• **Some records**:

* * *

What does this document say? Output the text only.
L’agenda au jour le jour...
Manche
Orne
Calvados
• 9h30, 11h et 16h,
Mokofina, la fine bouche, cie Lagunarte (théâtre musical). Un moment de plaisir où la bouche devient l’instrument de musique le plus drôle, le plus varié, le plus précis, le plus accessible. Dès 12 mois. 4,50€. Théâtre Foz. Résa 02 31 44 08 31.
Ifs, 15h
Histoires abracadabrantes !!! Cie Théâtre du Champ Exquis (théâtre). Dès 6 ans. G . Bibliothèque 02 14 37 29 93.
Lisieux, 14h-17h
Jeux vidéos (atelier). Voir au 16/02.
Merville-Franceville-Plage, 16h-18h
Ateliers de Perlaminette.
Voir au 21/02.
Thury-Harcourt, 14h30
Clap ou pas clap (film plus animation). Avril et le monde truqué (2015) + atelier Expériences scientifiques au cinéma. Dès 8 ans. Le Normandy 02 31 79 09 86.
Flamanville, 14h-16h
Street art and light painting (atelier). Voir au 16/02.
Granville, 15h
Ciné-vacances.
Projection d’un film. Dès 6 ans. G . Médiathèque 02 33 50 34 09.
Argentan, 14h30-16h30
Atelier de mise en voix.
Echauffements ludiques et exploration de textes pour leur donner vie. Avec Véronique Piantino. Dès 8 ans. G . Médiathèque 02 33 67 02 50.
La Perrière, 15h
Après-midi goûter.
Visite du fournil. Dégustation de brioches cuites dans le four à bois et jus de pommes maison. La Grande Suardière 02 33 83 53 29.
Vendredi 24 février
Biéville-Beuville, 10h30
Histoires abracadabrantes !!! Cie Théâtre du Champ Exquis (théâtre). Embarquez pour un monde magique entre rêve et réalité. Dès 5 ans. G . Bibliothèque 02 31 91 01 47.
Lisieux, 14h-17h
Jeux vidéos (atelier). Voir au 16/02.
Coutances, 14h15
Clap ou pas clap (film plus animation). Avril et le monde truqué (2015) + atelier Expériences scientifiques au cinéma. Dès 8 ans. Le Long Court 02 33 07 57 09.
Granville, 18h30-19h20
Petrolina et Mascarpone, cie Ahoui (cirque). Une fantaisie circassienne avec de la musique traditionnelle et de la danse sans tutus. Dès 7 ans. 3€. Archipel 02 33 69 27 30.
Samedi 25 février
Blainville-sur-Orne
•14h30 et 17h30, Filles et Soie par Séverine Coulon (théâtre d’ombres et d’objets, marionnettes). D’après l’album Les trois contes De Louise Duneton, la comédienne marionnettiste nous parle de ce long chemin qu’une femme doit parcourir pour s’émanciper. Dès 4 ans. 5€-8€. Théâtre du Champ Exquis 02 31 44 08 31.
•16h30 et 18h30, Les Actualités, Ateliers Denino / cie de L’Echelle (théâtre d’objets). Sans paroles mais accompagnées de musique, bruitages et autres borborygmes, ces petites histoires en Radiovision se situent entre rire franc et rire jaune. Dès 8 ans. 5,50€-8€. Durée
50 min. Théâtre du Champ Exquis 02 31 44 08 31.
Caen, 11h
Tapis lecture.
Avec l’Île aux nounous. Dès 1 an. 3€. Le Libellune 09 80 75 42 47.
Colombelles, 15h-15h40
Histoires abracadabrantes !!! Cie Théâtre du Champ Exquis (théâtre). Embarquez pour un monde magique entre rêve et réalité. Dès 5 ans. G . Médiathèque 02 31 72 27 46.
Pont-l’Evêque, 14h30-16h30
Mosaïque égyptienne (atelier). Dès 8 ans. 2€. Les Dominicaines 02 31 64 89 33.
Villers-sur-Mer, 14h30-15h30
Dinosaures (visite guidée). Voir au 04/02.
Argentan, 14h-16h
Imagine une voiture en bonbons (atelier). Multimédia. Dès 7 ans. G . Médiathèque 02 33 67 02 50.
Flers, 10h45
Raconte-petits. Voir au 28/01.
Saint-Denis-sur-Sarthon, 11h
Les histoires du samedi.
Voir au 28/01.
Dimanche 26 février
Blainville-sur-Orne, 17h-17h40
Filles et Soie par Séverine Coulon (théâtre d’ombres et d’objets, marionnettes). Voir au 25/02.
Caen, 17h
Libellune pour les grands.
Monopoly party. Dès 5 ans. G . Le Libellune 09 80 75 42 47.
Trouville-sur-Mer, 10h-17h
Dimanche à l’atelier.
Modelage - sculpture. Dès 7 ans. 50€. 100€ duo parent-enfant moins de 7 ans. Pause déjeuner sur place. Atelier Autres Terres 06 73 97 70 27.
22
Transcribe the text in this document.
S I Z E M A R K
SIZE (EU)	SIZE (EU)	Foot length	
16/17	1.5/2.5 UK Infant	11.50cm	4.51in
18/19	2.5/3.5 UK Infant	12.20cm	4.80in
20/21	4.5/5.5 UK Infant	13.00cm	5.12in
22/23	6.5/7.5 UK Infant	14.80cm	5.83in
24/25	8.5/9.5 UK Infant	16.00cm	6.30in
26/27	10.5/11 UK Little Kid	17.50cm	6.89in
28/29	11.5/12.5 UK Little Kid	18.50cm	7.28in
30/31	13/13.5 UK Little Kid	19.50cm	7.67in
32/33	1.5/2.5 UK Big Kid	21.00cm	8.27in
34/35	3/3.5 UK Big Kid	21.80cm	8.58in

* * *

• **CHALLENGE**: Exact output of every entry is required.

• **COMPLETE ANSWER**:
What does this document say? Output the text only.
L’agenda au jour le jour...
Manche
Orne
Calvados
• 9h30, 11h et 16h,
Mokofina, la fine bouche, cie Lagunarte (théâtre musical). Un moment de plaisir où la bouche devient l’instrument de musique le plus drôle, le plus varié, le plus précis, le plus accessible. Dès 12 mois. 4,50€. Théâtre Foz. Résa 02 31 44 08 31.
Ifs, 15h
Histoires abracadabrantes !!! Cie Théâtre du Champ Exquis (théâtre). Dès 6 ans. G . Bibliothèque 02 14 37 29 93.
Lisieux, 14h-17h
Jeux vidéos (atelier). Voir au 16/02.
Merville-Franceville-Plage, 16h-18h
Ateliers de Perlaminette.
Voir au 21/02.
Thury-Harcourt, 14h30
Clap ou pas clap (film plus animation). Avril et le monde truqué (2015) + atelier Expériences scientifiques au cinéma. Dès 8 ans. Le Normandy 02 31 79 09 86.
Flamanville, 14h-16h
Street art and light painting (atelier). Voir au 16/02.
Granville, 15h
Ciné-vacances.
Projection d’un film. Dès 6 ans. G . Médiathèque 02 33 50 34 09.
Argentan, 14h30-16h30
Atelier de mise en voix.
Echauffements ludiques et exploration de textes pour leur donner vie. Avec Véronique Piantino. Dès 8 ans. G . Médiathèque 02 33 67 02 50.
La Perrière, 15h
Après-midi goûter.
Visite du fournil. Dégustation de brioches cuites dans le four à bois et jus de pommes maison. La Grande Suardière 02 33 83 53 29.
Vendredi 24 février
Biéville-Beuville, 10h30
Histoires abracadabrantes !!! Cie Théâtre du Champ Exquis (théâtre). Embarquez pour un monde magique entre rêve et réalité. Dès 5 ans. G . Bibliothèque 02 31 91 01 47.
Lisieux, 14h-17h
Jeux vidéos (atelier). Voir au 16/02.
Coutances, 14h15
Clap ou pas clap (film plus animation). Avril et le monde truqué (2015) + atelier Expériences scientifiques au cinéma. Dès 8 ans. Le Long Court 02 33 07 57 09.
Granville, 18h30-19h20
Petrolina et Mascarpone, cie Ahoui (cirque). Une fantaisie circassienne avec de la musique traditionnelle et de la danse sans tutus. Dès 7 ans. 3€. Archipel 02 33 69 27 30.
Samedi 25 février
Blainville-sur-Orne
•14h30 et 17h30, Filles et Soie par Séverine Coulon (théâtre d’ombres et d’objets, marionnettes). D’après l’album Les trois contes De Louise Duneton, la comédienne marionnettiste nous parle de ce long chemin qu’une femme doit parcourir pour s’émanciper. Dès 4 ans. 5€-8€. Théâtre du Champ Exquis 02 31 44 08 31.
•16h30 et 18h30, Les Actualités, Ateliers Denino / cie de L’Echelle (théâtre d’objets). Sans paroles mais accompagnées de musique, bruitages et autres borborygmes, ces petites histoires en Radiovision se situent entre rire franc et rire jaune. Dès 8 ans. 5,50€-8€. Durée
50 min. Théâtre du Champ Exquis 02 31 44 08 31.
Caen, 11h
Tapis lecture.
Avec l’Île aux nounous. Dès 1 an. 3€. Le Libellune 09 80 75 42 47.
Colombelles, 15h-15h40
Histoires abracadabrantes !!! Cie Théâtre du Champ Exquis (théâtre). Embarquez pour un monde magique entre rêve et réalité. Dès 5 ans. G . Médiathèque 02 31 72 27 46.
Pont-l’Evêque, 14h30-16h30
Mosaïque égyptienne (atelier). Dès 8 ans. 2€. Les Dominicaines 02 31 64 89 33.
Villers-sur-Mer, 14h30-15h30
Dinosaures (visite guidée). Voir au 04/02.
Argentan, 14h-16h
Imagine une voiture en bonbons (atelier). Multimédia. Dès 7 ans. G . Médiathèque 02 33 67 02 50.
Flers, 10h45
Raconte-petits. Voir au 28/01.
Saint-Denis-sur-Sarthon, 11h
Les histoires du samedi.
Voir au 28/01.
Dimanche 26 février
Blainville-sur-Orne, 17h-17h40
Filles et Soie par Séverine Coulon (théâtre d’ombres et d’objets, marionnettes). Voir au 25/02.
Caen, 17h
Libellune pour les grands.
Monopoly party. Dès 5 ans. G . Le Libellune 09 80 75 42 47.
Trouville-sur-Mer, 10h-17h
Dimanche à l’atelier.
Modelage - sculpture. Dès 7 ans. 50€. 100€ duo parent-enfant moins de 7 ans. Pause déjeuner sur place. Atelier Autres Terres 06 73 97 70 27.
22
Transcribe the text in this document.
S I Z E M A R K
SIZE (EU)	SIZE (EU)	Foot length	
16/17	1.5/2.5 UK Infant	11.50cm	4.51in
18/19	2.5/3.5 UK Infant	12.20cm	4.80in
20/21	4.5/5.5 UK Infant	13.00cm	5.12in
22/23	6.5/7.5 UK Infant	14.80cm	5.83in
24/25	8.5/9.5 UK Infant	16.00cm	6.30in
26/27	10.5/11 UK Little Kid	17.50cm	6.89in
28/29	11.5/12.5 UK Little Kid	18.50cm	7.28in
30/31	13/13.5 UK Little Kid	19.50cm	7.67in
32/33	1.5/2.5 UK Big Kid	21.00cm	8.27in
34/35	3/3.5 UK Big Kid	21.80cm	8.58in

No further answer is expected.